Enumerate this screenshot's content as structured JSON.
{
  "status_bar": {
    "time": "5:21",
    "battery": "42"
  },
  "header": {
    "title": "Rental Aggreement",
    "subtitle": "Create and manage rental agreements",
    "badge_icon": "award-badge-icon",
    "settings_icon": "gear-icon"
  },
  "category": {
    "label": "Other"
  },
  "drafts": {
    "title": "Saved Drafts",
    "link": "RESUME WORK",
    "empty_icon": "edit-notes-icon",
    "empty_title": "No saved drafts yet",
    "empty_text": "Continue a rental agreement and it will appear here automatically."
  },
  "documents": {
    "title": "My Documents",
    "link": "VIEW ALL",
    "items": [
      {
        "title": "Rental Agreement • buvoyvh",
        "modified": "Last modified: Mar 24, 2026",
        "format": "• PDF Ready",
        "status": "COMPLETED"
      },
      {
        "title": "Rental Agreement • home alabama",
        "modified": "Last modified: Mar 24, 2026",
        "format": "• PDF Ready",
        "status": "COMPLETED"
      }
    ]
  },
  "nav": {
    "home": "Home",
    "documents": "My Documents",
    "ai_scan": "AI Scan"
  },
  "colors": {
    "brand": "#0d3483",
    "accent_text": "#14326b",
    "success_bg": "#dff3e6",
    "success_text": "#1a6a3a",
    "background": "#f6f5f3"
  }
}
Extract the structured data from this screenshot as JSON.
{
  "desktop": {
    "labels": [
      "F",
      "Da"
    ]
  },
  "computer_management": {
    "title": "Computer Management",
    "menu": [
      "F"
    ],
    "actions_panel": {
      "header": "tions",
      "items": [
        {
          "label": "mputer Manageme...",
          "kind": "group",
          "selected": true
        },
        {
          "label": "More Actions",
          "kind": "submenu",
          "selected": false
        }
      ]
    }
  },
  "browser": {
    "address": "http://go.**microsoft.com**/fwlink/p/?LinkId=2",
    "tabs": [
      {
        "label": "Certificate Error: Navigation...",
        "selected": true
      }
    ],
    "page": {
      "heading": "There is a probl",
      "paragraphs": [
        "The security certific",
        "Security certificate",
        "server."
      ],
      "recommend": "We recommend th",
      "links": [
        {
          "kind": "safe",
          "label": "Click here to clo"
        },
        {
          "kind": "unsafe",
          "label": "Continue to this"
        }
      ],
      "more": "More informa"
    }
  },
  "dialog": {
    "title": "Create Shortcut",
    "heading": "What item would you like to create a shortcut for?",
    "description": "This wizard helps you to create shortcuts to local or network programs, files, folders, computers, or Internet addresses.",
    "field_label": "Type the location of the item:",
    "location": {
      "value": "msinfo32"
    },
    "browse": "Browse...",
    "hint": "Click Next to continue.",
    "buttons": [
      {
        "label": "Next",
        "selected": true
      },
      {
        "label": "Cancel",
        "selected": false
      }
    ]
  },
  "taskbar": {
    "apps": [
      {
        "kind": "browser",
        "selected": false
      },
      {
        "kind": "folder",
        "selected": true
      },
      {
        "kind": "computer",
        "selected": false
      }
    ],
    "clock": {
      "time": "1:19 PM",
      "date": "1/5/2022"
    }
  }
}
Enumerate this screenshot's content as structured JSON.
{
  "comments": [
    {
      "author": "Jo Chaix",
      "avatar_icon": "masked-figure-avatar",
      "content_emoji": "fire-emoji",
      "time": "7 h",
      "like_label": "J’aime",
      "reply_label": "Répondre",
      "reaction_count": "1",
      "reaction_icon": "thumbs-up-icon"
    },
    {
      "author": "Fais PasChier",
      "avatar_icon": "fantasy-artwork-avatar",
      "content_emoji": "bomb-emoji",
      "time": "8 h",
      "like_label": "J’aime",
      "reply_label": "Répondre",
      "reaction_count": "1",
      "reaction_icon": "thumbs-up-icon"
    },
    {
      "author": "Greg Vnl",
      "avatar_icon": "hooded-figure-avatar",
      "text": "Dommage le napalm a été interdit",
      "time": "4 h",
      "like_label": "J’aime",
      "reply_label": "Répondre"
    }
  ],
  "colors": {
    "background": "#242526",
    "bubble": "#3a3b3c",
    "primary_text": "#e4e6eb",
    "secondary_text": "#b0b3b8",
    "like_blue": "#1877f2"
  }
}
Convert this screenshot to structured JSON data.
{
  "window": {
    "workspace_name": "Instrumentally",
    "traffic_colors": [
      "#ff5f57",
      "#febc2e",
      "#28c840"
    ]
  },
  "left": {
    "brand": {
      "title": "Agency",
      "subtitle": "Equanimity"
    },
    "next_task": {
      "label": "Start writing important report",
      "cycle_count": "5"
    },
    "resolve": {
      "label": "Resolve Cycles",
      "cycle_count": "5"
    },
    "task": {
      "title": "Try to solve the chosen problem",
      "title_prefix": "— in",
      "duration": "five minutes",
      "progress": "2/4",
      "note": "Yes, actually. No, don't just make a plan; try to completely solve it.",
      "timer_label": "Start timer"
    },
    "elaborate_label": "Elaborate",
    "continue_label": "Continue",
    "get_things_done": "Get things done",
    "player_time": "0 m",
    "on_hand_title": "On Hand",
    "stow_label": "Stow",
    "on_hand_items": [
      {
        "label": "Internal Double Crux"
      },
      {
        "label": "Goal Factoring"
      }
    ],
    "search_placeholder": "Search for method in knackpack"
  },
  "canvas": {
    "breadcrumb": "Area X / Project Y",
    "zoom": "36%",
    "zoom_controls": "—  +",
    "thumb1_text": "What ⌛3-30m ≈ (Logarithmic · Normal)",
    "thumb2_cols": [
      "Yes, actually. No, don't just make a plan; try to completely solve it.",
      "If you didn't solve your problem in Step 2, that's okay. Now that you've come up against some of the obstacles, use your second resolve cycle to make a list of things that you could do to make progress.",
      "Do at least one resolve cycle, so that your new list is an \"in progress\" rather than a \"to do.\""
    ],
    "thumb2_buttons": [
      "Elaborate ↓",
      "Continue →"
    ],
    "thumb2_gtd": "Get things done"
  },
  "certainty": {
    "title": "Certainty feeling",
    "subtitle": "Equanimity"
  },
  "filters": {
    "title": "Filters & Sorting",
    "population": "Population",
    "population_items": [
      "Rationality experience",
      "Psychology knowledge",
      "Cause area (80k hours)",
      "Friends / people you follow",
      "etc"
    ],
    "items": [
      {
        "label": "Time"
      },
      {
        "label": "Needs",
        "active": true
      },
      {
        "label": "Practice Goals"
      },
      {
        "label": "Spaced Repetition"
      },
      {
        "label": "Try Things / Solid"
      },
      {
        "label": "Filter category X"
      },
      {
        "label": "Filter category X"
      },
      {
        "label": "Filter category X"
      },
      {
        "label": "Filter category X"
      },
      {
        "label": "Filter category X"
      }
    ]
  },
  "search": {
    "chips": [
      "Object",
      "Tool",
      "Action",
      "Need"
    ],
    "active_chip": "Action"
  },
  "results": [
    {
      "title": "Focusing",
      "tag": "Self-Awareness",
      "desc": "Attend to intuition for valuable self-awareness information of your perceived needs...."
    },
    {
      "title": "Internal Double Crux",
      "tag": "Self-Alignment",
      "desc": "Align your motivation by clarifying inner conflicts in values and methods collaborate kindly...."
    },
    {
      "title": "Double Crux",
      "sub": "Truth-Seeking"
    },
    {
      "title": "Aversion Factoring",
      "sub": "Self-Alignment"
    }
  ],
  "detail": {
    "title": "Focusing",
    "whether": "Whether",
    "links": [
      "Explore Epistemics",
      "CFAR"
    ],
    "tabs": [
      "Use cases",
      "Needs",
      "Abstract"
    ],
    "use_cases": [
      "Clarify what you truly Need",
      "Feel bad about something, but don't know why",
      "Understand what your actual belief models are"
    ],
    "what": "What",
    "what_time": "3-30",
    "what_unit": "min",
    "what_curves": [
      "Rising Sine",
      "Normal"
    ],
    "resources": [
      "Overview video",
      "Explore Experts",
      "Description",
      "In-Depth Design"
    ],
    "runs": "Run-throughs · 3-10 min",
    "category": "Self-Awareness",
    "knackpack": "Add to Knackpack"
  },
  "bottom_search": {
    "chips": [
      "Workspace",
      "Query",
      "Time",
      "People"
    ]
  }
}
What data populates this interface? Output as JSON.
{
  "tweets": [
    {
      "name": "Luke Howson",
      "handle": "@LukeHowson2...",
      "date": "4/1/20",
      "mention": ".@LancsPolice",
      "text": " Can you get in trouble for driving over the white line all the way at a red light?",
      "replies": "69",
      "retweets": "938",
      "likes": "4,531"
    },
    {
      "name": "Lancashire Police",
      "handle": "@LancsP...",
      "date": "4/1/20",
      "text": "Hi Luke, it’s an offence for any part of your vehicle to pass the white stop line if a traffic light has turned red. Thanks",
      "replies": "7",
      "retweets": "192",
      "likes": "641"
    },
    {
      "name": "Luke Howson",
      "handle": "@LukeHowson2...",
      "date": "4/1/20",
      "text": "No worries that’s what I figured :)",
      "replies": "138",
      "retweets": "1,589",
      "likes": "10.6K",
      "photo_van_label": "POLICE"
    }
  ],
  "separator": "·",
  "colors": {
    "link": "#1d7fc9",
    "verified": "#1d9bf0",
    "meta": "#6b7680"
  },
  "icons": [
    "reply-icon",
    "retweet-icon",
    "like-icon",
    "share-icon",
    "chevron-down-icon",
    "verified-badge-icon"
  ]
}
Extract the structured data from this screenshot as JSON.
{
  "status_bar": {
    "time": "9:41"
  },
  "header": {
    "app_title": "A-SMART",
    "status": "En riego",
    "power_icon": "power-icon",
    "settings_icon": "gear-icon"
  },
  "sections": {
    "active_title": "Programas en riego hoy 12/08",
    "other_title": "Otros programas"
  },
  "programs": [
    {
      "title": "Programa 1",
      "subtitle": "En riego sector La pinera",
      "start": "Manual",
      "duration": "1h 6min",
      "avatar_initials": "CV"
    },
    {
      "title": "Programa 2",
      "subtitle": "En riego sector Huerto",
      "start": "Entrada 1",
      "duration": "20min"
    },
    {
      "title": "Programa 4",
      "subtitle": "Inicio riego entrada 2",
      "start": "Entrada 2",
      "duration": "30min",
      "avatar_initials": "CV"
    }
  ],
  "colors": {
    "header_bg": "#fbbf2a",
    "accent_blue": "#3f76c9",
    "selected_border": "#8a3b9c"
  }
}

┄┄┄┄┄┄┄┄┄┄

What you are asked to do: Pull out all lines of the data with the string "heading".

Solution to this exercise:
      "heading": "There is a probl",
    "heading": "What item would you like to create a shortcut for?",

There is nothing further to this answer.